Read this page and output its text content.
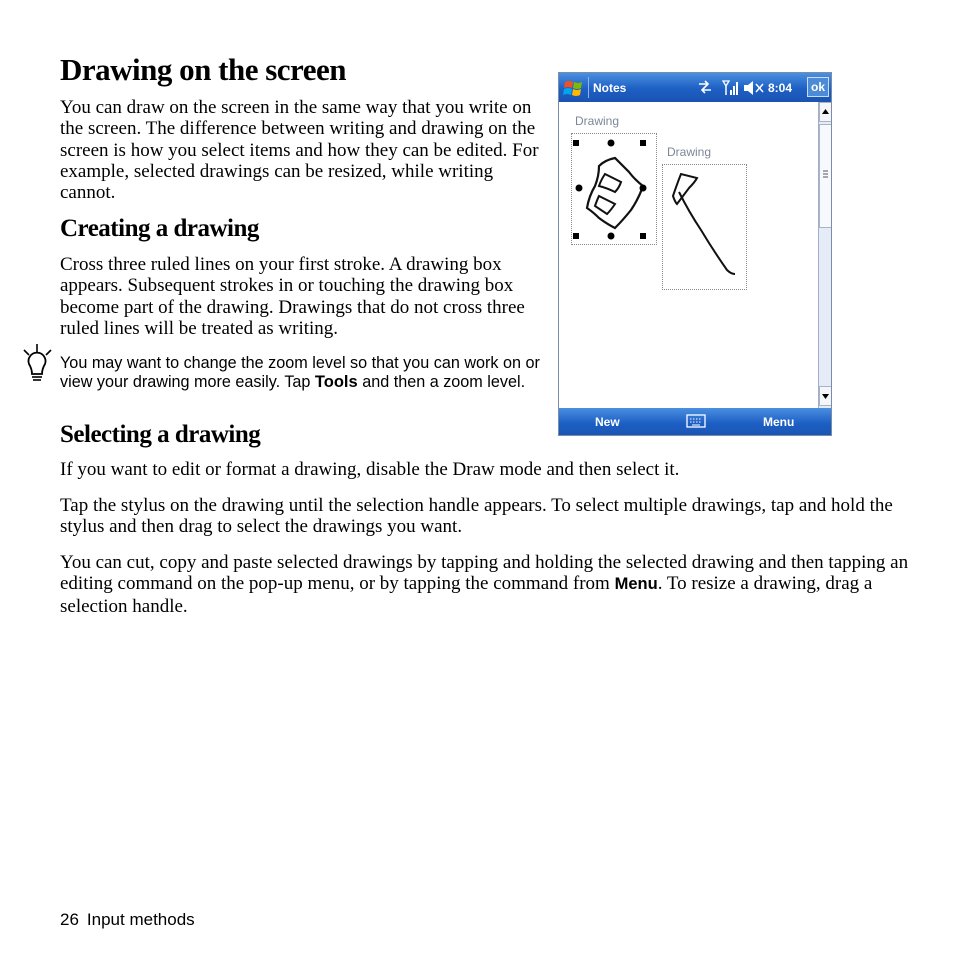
Drawing on the screen

You can draw on the screen in the same way that you write on the screen. The difference between writing and drawing on the screen is how you select items and how they can be edited. For example, selected drawings can be resized, while writing cannot.

Creating a drawing

Cross three ruled lines on your first stroke. A drawing box appears. Subsequent strokes in or touching the drawing box become part of the drawing. Drawings that do not cross three ruled lines will be treated as writing.

You may want to change the zoom level so that you can work on or view your drawing more easily. Tap Tools and then a zoom level.
Selecting a drawing

If you want to edit or format a drawing, disable the Draw mode and then select it.

Tap the stylus on the drawing until the selection handle appears. To select multiple drawings, tap and hold the stylus and then drag to select the drawings you want.

You can cut, copy and paste selected drawings by tapping and holding the selected drawing and then tapping an editing command on the pop-up menu, or by tapping the command from Menu. To resize a drawing, drag a selection handle.

Notes	8:04	ok
Drawing
Drawing
New	Menu
26 Input methods
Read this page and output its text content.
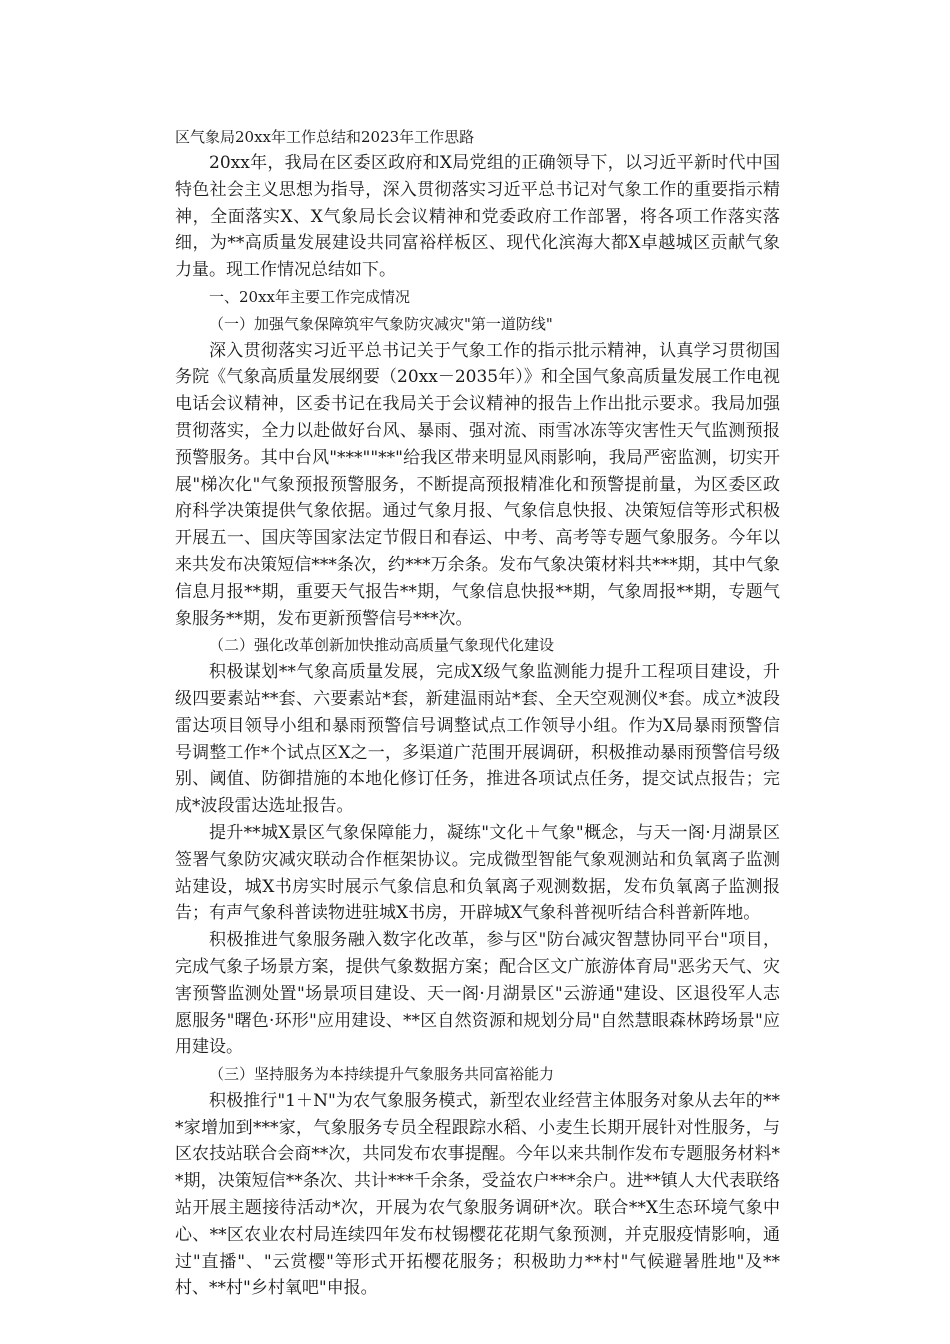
区气象局20xx年工作总结和2023年工作思路

20xx年，我局在区委区政府和X局党组的正确领导下，以习近平新时代中国特色社会主义思想为指导，深入贯彻落实习近平总书记对气象工作的重要指示精神，全面落实X、X气象局长会议精神和党委政府工作部署，将各项工作落实落细，为**高质量发展建设共同富裕样板区、现代化滨海大都X卓越城区贡献气象力量。现工作情况总结如下。

一、20xx年主要工作完成情况

（一）加强气象保障筑牢气象防灾减灾"第一道防线"

深入贯彻落实习近平总书记关于气象工作的指示批示精神，认真学习贯彻国务院《气象高质量发展纲要（20xx－2035年）》和全国气象高质量发展工作电视电话会议精神，区委书记在我局关于会议精神的报告上作出批示要求。我局加强贯彻落实，全力以赴做好台风、暴雨、强对流、雨雪冰冻等灾害性天气监测预报预警服务。其中台风"***""**"给我区带来明显风雨影响，我局严密监测，切实开展"梯次化"气象预报预警服务，不断提高预报精准化和预警提前量，为区委区政府科学决策提供气象依据。通过气象月报、气象信息快报、决策短信等形式积极开展五一、国庆等国家法定节假日和春运、中考、高考等专题气象服务。今年以来共发布决策短信***条次，约***万余条。发布气象决策材料共***期，其中气象信息月报**期，重要天气报告**期，气象信息快报**期，气象周报**期，专题气象服务**期，发布更新预警信号***次。

（二）强化改革创新加快推动高质量气象现代化建设

积极谋划**气象高质量发展，完成X级气象监测能力提升工程项目建设，升级四要素站**套、六要素站*套，新建温雨站*套、全天空观测仪*套。成立*波段雷达项目领导小组和暴雨预警信号调整试点工作领导小组。作为X局暴雨预警信号调整工作*个试点区X之一，多渠道广范围开展调研，积极推动暴雨预警信号级别、阈值、防御措施的本地化修订任务，推进各项试点任务，提交试点报告；完成*波段雷达选址报告。

提升**城X景区气象保障能力，凝练"文化＋气象"概念，与天一阁·月湖景区签署气象防灾减灾联动合作框架协议。完成微型智能气象观测站和负氧离子监测站建设，城X书房实时展示气象信息和负氧离子观测数据，发布负氧离子监测报告；有声气象科普读物进驻城X书房，开辟城X气象科普视听结合科普新阵地。

积极推进气象服务融入数字化改革，参与区"防台减灾智慧协同平台"项目，完成气象子场景方案，提供气象数据方案；配合区文广旅游体育局"恶劣天气、灾害预警监测处置"场景项目建设、天一阁·月湖景区"云游通"建设、区退役军人志愿服务"曙色·环形"应用建设、**区自然资源和规划分局"自然慧眼森林跨场景"应用建设。

（三）坚持服务为本持续提升气象服务共同富裕能力

积极推行"1＋N"为农气象服务模式，新型农业经营主体服务对象从去年的***家增加到***家，气象服务专员全程跟踪水稻、小麦生长期开展针对性服务，与区农技站联合会商**次，共同发布农事提醒。今年以来共制作发布专题服务材料**期，决策短信**条次、共计***千余条，受益农户***余户。进**镇人大代表联络站开展主题接待活动*次，开展为农气象服务调研*次。联合**X生态环境气象中心、**区农业农村局连续四年发布杖锡樱花花期气象预测，并克服疫情影响，通过"直播"、"云赏樱"等形式开拓樱花服务；积极助力**村"气候避暑胜地"及**村、**村"乡村氧吧"申报。
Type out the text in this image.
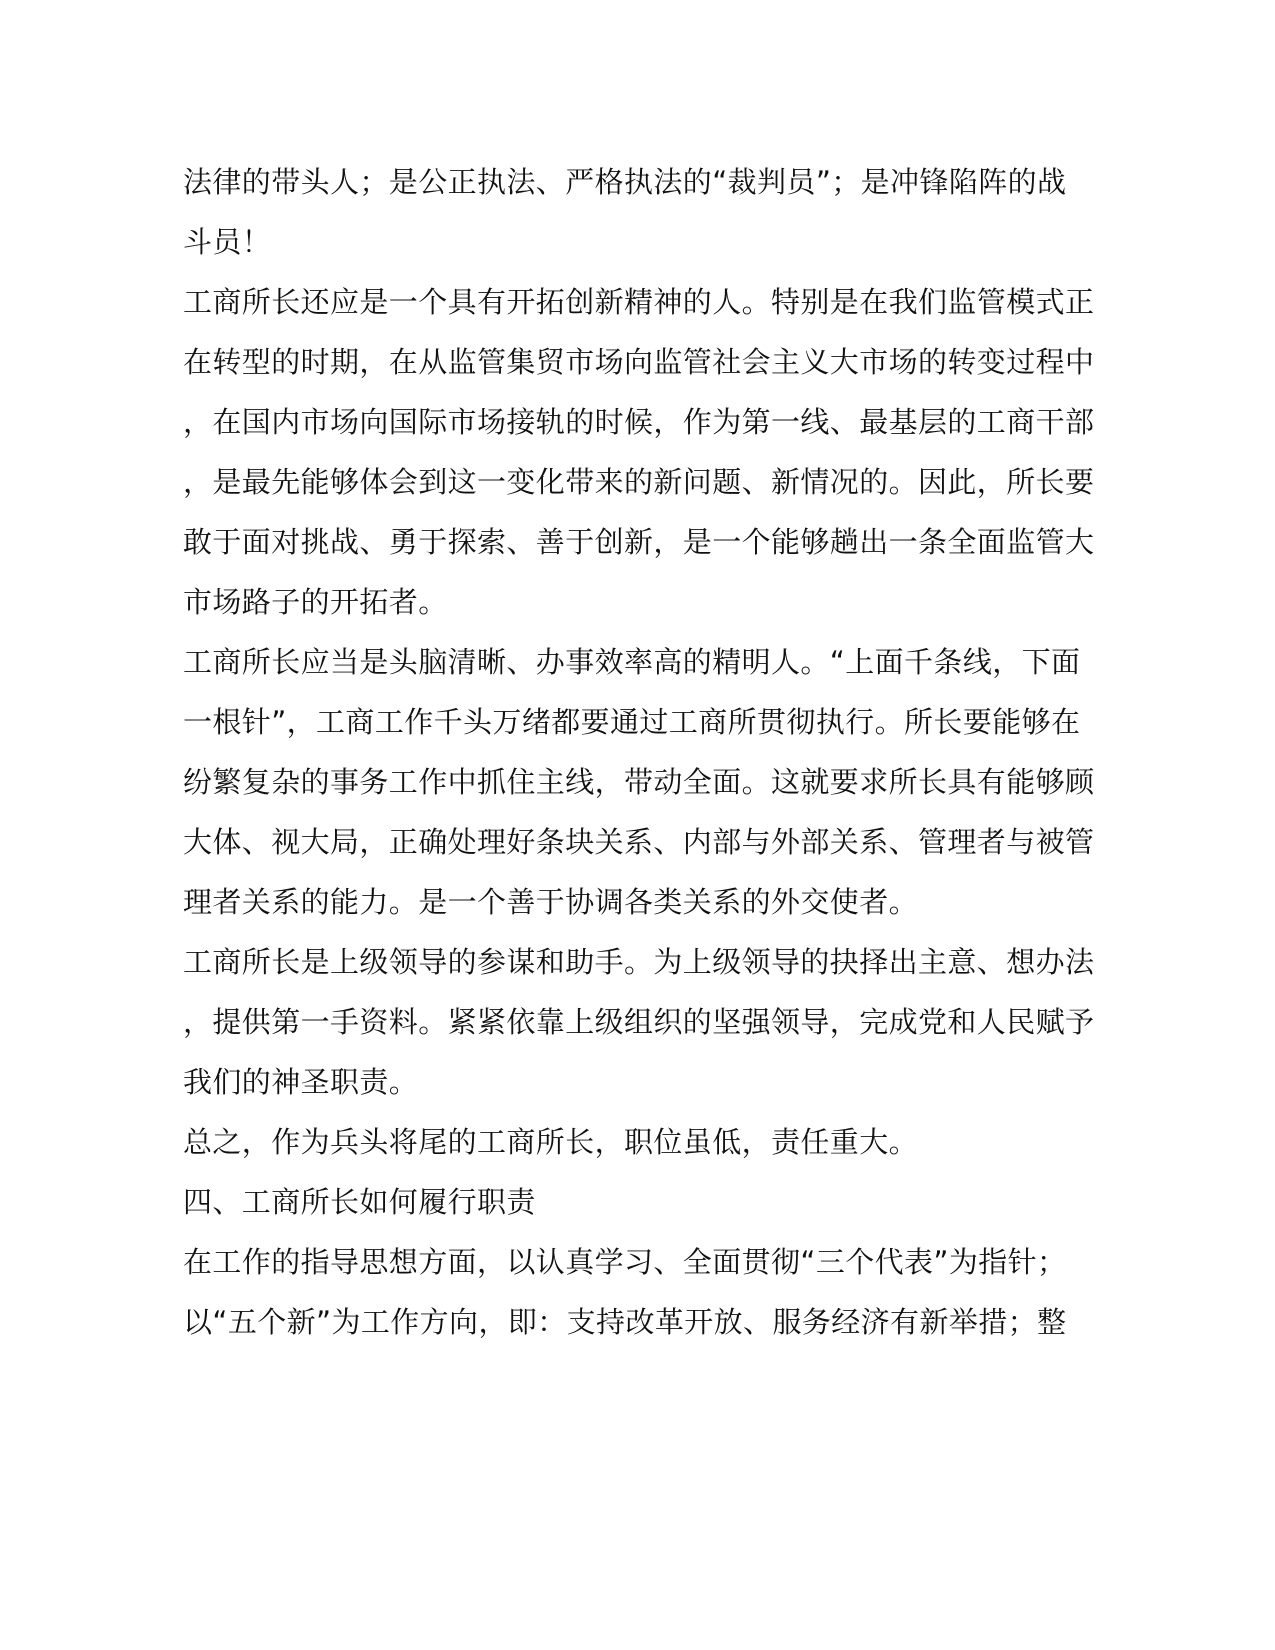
法律的带头人；是公正执法、严格执法的“裁判员”；是冲锋陷阵的战
斗员！
工商所长还应是一个具有开拓创新精神的人。特别是在我们监管模式正
在转型的时期，在从监管集贸市场向监管社会主义大市场的转变过程中
，在国内市场向国际市场接轨的时候，作为第一线、最基层的工商干部
，是最先能够体会到这一变化带来的新问题、新情况的。因此，所长要
敢于面对挑战、勇于探索、善于创新，是一个能够趟出一条全面监管大
市场路子的开拓者。
工商所长应当是头脑清晰、办事效率高的精明人。“上面千条线，下面
一根针”，工商工作千头万绪都要通过工商所贯彻执行。所长要能够在
纷繁复杂的事务工作中抓住主线，带动全面。这就要求所长具有能够顾
大体、视大局，正确处理好条块关系、内部与外部关系、管理者与被管
理者关系的能力。是一个善于协调各类关系的外交使者。
工商所长是上级领导的参谋和助手。为上级领导的抉择出主意、想办法
，提供第一手资料。紧紧依靠上级组织的坚强领导，完成党和人民赋予
我们的神圣职责。
总之，作为兵头将尾的工商所长，职位虽低，责任重大。
四、工商所长如何履行职责
在工作的指导思想方面，以认真学习、全面贯彻“三个代表”为指针；
以“五个新”为工作方向，即：支持改革开放、服务经济有新举措；整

_What you have to do_: Each line in the listing above that contains "want" should be copied.

_The answer_:
You may want to change the zoom level so that you can work on or view your drawing more easily. Tap Tools and then a zoom level.
If you want to edit or format a drawing, disable the Draw mode and then select it.
Tap the stylus on the drawing until the selection handle appears. To select multiple drawings, tap and hold the stylus and then drag to select the drawings you want.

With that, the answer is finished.